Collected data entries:

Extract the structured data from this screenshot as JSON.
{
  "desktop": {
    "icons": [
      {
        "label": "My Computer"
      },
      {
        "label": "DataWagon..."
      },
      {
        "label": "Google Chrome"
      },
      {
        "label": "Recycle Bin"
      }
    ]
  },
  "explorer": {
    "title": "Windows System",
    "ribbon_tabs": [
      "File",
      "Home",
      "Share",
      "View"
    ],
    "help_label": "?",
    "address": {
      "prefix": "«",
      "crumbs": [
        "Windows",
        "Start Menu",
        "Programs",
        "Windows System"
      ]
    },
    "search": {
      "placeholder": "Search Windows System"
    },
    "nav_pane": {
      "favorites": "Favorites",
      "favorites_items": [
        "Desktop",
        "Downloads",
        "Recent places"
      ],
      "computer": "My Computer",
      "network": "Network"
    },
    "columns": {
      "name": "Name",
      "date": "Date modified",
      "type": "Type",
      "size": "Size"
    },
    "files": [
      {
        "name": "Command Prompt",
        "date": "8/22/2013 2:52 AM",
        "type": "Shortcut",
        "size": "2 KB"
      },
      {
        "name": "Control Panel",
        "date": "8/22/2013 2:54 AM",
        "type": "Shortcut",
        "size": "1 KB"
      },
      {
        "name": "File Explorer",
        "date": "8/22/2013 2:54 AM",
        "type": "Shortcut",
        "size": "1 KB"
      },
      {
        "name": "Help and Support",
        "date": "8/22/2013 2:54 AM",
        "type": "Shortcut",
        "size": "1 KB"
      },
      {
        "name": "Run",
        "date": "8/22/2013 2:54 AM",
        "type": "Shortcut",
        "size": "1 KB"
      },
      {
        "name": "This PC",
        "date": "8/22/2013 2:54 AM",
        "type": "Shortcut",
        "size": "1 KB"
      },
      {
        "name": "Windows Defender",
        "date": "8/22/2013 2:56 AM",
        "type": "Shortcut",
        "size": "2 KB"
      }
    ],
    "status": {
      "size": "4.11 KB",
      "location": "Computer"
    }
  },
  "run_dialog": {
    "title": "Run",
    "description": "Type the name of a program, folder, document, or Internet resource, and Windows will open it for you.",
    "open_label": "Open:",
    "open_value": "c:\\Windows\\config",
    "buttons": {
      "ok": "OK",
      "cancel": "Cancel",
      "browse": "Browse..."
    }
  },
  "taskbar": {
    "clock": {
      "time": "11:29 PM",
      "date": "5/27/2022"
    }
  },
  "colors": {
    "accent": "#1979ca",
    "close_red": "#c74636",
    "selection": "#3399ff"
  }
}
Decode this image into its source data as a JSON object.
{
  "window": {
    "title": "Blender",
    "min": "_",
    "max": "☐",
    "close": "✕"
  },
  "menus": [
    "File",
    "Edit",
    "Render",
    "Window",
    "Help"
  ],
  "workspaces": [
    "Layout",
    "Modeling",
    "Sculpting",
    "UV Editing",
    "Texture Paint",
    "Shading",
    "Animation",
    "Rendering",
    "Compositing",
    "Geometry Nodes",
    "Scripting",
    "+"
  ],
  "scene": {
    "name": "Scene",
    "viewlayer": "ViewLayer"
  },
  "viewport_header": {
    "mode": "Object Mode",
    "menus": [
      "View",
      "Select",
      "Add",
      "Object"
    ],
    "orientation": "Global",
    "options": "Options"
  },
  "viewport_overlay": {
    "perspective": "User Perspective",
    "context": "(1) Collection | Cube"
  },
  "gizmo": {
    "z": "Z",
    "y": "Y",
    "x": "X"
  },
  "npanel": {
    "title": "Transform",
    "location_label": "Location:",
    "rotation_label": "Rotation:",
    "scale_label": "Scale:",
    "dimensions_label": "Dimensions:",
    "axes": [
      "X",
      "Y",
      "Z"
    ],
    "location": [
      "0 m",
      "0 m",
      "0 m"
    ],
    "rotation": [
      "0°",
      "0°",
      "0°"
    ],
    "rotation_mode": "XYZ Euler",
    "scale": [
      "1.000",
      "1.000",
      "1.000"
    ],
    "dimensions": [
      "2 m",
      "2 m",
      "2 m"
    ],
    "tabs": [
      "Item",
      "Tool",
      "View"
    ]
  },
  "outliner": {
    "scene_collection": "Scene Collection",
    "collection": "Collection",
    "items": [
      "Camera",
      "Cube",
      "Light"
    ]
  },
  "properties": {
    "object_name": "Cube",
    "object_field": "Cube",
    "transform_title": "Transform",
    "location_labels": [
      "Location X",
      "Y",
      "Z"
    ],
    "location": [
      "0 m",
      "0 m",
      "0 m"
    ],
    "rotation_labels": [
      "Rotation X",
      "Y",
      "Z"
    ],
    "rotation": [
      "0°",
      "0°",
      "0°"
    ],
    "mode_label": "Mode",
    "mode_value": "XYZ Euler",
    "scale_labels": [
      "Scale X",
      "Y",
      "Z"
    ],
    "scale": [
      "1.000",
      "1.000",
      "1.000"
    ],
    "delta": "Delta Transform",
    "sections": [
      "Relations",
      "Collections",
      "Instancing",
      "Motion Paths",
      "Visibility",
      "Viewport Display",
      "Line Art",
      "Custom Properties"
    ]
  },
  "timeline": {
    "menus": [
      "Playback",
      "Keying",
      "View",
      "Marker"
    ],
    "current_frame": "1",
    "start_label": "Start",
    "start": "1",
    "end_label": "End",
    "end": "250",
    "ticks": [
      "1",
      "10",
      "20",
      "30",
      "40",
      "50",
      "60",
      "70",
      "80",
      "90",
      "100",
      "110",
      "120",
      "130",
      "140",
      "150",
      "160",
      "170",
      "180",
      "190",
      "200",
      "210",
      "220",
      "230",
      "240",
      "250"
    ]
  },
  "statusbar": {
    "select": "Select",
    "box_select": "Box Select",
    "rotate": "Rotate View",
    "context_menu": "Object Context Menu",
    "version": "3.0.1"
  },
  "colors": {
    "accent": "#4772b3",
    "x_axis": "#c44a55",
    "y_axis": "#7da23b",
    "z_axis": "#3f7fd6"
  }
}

**YOUR TASK**:
Write the listing out again, exactly as it reads.

**RESULT OF THIS TASK**:
Extract the structured data from this screenshot as JSON.
{
  "desktop": {
    "icons": [
      {
        "label": "My Computer"
      },
      {
        "label": "DataWagon..."
      },
      {
        "label": "Google Chrome"
      },
      {
        "label": "Recycle Bin"
      }
    ]
  },
  "explorer": {
    "title": "Windows System",
    "ribbon_tabs": [
      "File",
      "Home",
      "Share",
      "View"
    ],
    "help_label": "?",
    "address": {
      "prefix": "«",
      "crumbs": [
        "Windows",
        "Start Menu",
        "Programs",
        "Windows System"
      ]
    },
    "search": {
      "placeholder": "Search Windows System"
    },
    "nav_pane": {
      "favorites": "Favorites",
      "favorites_items": [
        "Desktop",
        "Downloads",
        "Recent places"
      ],
      "computer": "My Computer",
      "network": "Network"
    },
    "columns": {
      "name": "Name",
      "date": "Date modified",
      "type": "Type",
      "size": "Size"
    },
    "files": [
      {
        "name": "Command Prompt",
        "date": "8/22/2013 2:52 AM",
        "type": "Shortcut",
        "size": "2 KB"
      },
      {
        "name": "Control Panel",
        "date": "8/22/2013 2:54 AM",
        "type": "Shortcut",
        "size": "1 KB"
      },
      {
        "name": "File Explorer",
        "date": "8/22/2013 2:54 AM",
        "type": "Shortcut",
        "size": "1 KB"
      },
      {
        "name": "Help and Support",
        "date": "8/22/2013 2:54 AM",
        "type": "Shortcut",
        "size": "1 KB"
      },
      {
        "name": "Run",
        "date": "8/22/2013 2:54 AM",
        "type": "Shortcut",
        "size": "1 KB"
      },
      {
        "name": "This PC",
        "date": "8/22/2013 2:54 AM",
        "type": "Shortcut",
        "size": "1 KB"
      },
      {
        "name": "Windows Defender",
        "date": "8/22/2013 2:56 AM",
        "type": "Shortcut",
        "size": "2 KB"
      }
    ],
    "status": {
      "size": "4.11 KB",
      "location": "Computer"
    }
  },
  "run_dialog": {
    "title": "Run",
    "description": "Type the name of a program, folder, document, or Internet resource, and Windows will open it for you.",
    "open_label": "Open:",
    "open_value": "c:\\Windows\\config",
    "buttons": {
      "ok": "OK",
      "cancel": "Cancel",
      "browse": "Browse..."
    }
  },
  "taskbar": {
    "clock": {
      "time": "11:29 PM",
      "date": "5/27/2022"
    }
  },
  "colors": {
    "accent": "#1979ca",
    "close_red": "#c74636",
    "selection": "#3399ff"
  }
}
Decode this image into its source data as a JSON object.
{
  "window": {
    "title": "Blender",
    "min": "_",
    "max": "☐",
    "close": "✕"
  },
  "menus": [
    "File",
    "Edit",
    "Render",
    "Window",
    "Help"
  ],
  "workspaces": [
    "Layout",
    "Modeling",
    "Sculpting",
    "UV Editing",
    "Texture Paint",
    "Shading",
    "Animation",
    "Rendering",
    "Compositing",
    "Geometry Nodes",
    "Scripting",
    "+"
  ],
  "scene": {
    "name": "Scene",
    "viewlayer": "ViewLayer"
  },
  "viewport_header": {
    "mode": "Object Mode",
    "menus": [
      "View",
      "Select",
      "Add",
      "Object"
    ],
    "orientation": "Global",
    "options": "Options"
  },
  "viewport_overlay": {
    "perspective": "User Perspective",
    "context": "(1) Collection | Cube"
  },
  "gizmo": {
    "z": "Z",
    "y": "Y",
    "x": "X"
  },
  "npanel": {
    "title": "Transform",
    "location_label": "Location:",
    "rotation_label": "Rotation:",
    "scale_label": "Scale:",
    "dimensions_label": "Dimensions:",
    "axes": [
      "X",
      "Y",
      "Z"
    ],
    "location": [
      "0 m",
      "0 m",
      "0 m"
    ],
    "rotation": [
      "0°",
      "0°",
      "0°"
    ],
    "rotation_mode": "XYZ Euler",
    "scale": [
      "1.000",
      "1.000",
      "1.000"
    ],
    "dimensions": [
      "2 m",
      "2 m",
      "2 m"
    ],
    "tabs": [
      "Item",
      "Tool",
      "View"
    ]
  },
  "outliner": {
    "scene_collection": "Scene Collection",
    "collection": "Collection",
    "items": [
      "Camera",
      "Cube",
      "Light"
    ]
  },
  "properties": {
    "object_name": "Cube",
    "object_field": "Cube",
    "transform_title": "Transform",
    "location_labels": [
      "Location X",
      "Y",
      "Z"
    ],
    "location": [
      "0 m",
      "0 m",
      "0 m"
    ],
    "rotation_labels": [
      "Rotation X",
      "Y",
      "Z"
    ],
    "rotation": [
      "0°",
      "0°",
      "0°"
    ],
    "mode_label": "Mode",
    "mode_value": "XYZ Euler",
    "scale_labels": [
      "Scale X",
      "Y",
      "Z"
    ],
    "scale": [
      "1.000",
      "1.000",
      "1.000"
    ],
    "delta": "Delta Transform",
    "sections": [
      "Relations",
      "Collections",
      "Instancing",
      "Motion Paths",
      "Visibility",
      "Viewport Display",
      "Line Art",
      "Custom Properties"
    ]
  },
  "timeline": {
    "menus": [
      "Playback",
      "Keying",
      "View",
      "Marker"
    ],
    "current_frame": "1",
    "start_label": "Start",
    "start": "1",
    "end_label": "End",
    "end": "250",
    "ticks": [
      "1",
      "10",
      "20",
      "30",
      "40",
      "50",
      "60",
      "70",
      "80",
      "90",
      "100",
      "110",
      "120",
      "130",
      "140",
      "150",
      "160",
      "170",
      "180",
      "190",
      "200",
      "210",
      "220",
      "230",
      "240",
      "250"
    ]
  },
  "statusbar": {
    "select": "Select",
    "box_select": "Box Select",
    "rotate": "Rotate View",
    "context_menu": "Object Context Menu",
    "version": "3.0.1"
  },
  "colors": {
    "accent": "#4772b3",
    "x_axis": "#c44a55",
    "y_axis": "#7da23b",
    "z_axis": "#3f7fd6"
  }
}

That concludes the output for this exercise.